REQUIRED TASK:
Reproduce every line of the items below word for word, leaving out the pictures.

___ DATASET ENTRIES ___

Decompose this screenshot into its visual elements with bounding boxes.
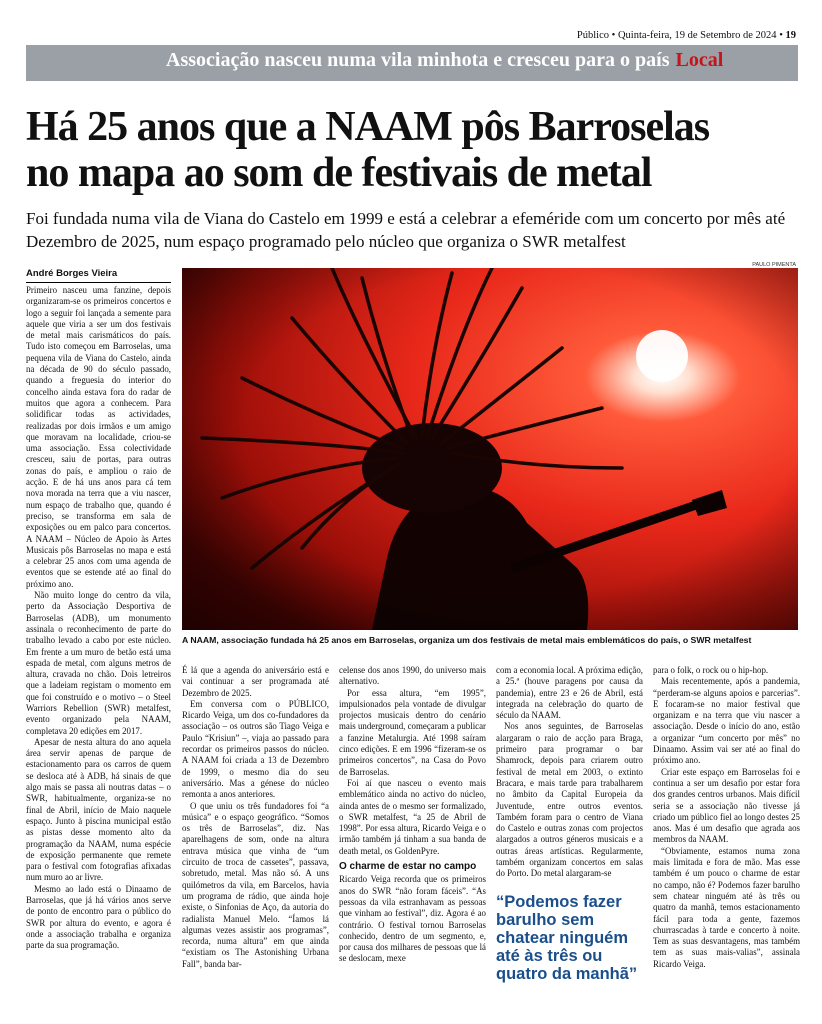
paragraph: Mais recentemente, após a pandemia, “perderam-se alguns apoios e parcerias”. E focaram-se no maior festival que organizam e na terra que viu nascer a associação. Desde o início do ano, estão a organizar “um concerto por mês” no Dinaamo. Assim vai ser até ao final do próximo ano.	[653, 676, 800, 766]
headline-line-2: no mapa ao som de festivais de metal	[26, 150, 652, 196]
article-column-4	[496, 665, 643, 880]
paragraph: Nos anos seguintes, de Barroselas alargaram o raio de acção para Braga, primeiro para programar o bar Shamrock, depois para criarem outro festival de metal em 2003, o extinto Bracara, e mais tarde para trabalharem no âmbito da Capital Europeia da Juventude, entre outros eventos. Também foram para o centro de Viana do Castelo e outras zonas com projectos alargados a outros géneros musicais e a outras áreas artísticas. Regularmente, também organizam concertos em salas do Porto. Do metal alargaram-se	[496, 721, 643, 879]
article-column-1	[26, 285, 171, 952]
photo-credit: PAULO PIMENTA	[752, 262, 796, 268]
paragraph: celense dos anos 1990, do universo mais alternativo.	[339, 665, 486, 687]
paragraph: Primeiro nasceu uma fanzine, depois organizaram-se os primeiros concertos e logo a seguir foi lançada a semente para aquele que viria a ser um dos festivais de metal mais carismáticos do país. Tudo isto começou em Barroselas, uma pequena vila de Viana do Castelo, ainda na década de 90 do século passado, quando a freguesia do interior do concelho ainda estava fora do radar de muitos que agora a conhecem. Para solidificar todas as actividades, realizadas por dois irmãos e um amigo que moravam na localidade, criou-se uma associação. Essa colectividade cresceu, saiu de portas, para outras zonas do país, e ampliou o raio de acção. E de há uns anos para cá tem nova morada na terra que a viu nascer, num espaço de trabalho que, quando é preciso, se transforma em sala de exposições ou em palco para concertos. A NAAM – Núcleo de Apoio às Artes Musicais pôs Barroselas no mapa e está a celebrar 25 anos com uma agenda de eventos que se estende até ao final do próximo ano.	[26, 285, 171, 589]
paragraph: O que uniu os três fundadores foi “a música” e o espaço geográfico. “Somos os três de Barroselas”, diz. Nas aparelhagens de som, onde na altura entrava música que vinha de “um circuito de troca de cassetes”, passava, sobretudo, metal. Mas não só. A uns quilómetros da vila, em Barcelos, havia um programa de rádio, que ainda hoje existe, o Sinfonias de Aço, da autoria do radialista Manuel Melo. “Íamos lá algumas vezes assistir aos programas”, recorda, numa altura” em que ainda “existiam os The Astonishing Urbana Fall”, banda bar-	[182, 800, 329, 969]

___

RIGHT ANSWER:
Decompose this screenshot into its visual elements with bounding boxes.
paragraph: Mais recentemente, após a pandemia, “perderam-se alguns apoios e parcerias”. E focaram-se no maior festival que organizam e na terra que viu nascer a associação. Desde o início do ano, estão a organizar “um concerto por mês” no Dinaamo. Assim vai ser até ao final do próximo ano.	[653, 676, 800, 766]
headline-line-2: no mapa ao som de festivais de metal	[26, 150, 652, 196]
article-column-4	[496, 665, 643, 880]
paragraph: Nos anos seguintes, de Barroselas alargaram o raio de acção para Braga, primeiro para programar o bar Shamrock, depois para criarem outro festival de metal em 2003, o extinto Bracara, e mais tarde para trabalharem no âmbito da Capital Europeia da Juventude, entre outros eventos. Também foram para o centro de Viana do Castelo e outras zonas com projectos alargados a outros géneros musicais e a outras áreas artísticas. Regularmente, também organizam concertos em salas do Porto. Do metal alargaram-se	[496, 721, 643, 879]
article-column-1	[26, 285, 171, 952]
photo-credit: PAULO PIMENTA	[752, 262, 796, 268]
paragraph: celense dos anos 1990, do universo mais alternativo.	[339, 665, 486, 687]
paragraph: Primeiro nasceu uma fanzine, depois organizaram-se os primeiros concertos e logo a seguir foi lançada a semente para aquele que viria a ser um dos festivais de metal mais carismáticos do país. Tudo isto começou em Barroselas, uma pequena vila de Viana do Castelo, ainda na década de 90 do século passado, quando a freguesia do interior do concelho ainda estava fora do radar de muitos que agora a conhecem. Para solidificar todas as actividades, realizadas por dois irmãos e um amigo que moravam na localidade, criou-se uma associação. Essa colectividade cresceu, saiu de portas, para outras zonas do país, e ampliou o raio de acção. E de há uns anos para cá tem nova morada na terra que a viu nascer, num espaço de trabalho que, quando é preciso, se transforma em sala de exposições ou em palco para concertos. A NAAM – Núcleo de Apoio às Artes Musicais pôs Barroselas no mapa e está a celebrar 25 anos com uma agenda de eventos que se estende até ao final do próximo ano.	[26, 285, 171, 589]
paragraph: O que uniu os três fundadores foi “a música” e o espaço geográfico. “Somos os três de Barroselas”, diz. Nas aparelhagens de som, onde na altura entrava música que vinha de “um circuito de troca de cassetes”, passava, sobretudo, metal. Mas não só. A uns quilómetros da vila, em Barcelos, havia um programa de rádio, que ainda hoje existe, o Sinfonias de Aço, da autoria do radialista Manuel Melo. “Íamos lá algumas vezes assistir aos programas”, recorda, numa altura” em que ainda “existiam os The Astonishing Urbana Fall”, banda bar-	[182, 800, 329, 969]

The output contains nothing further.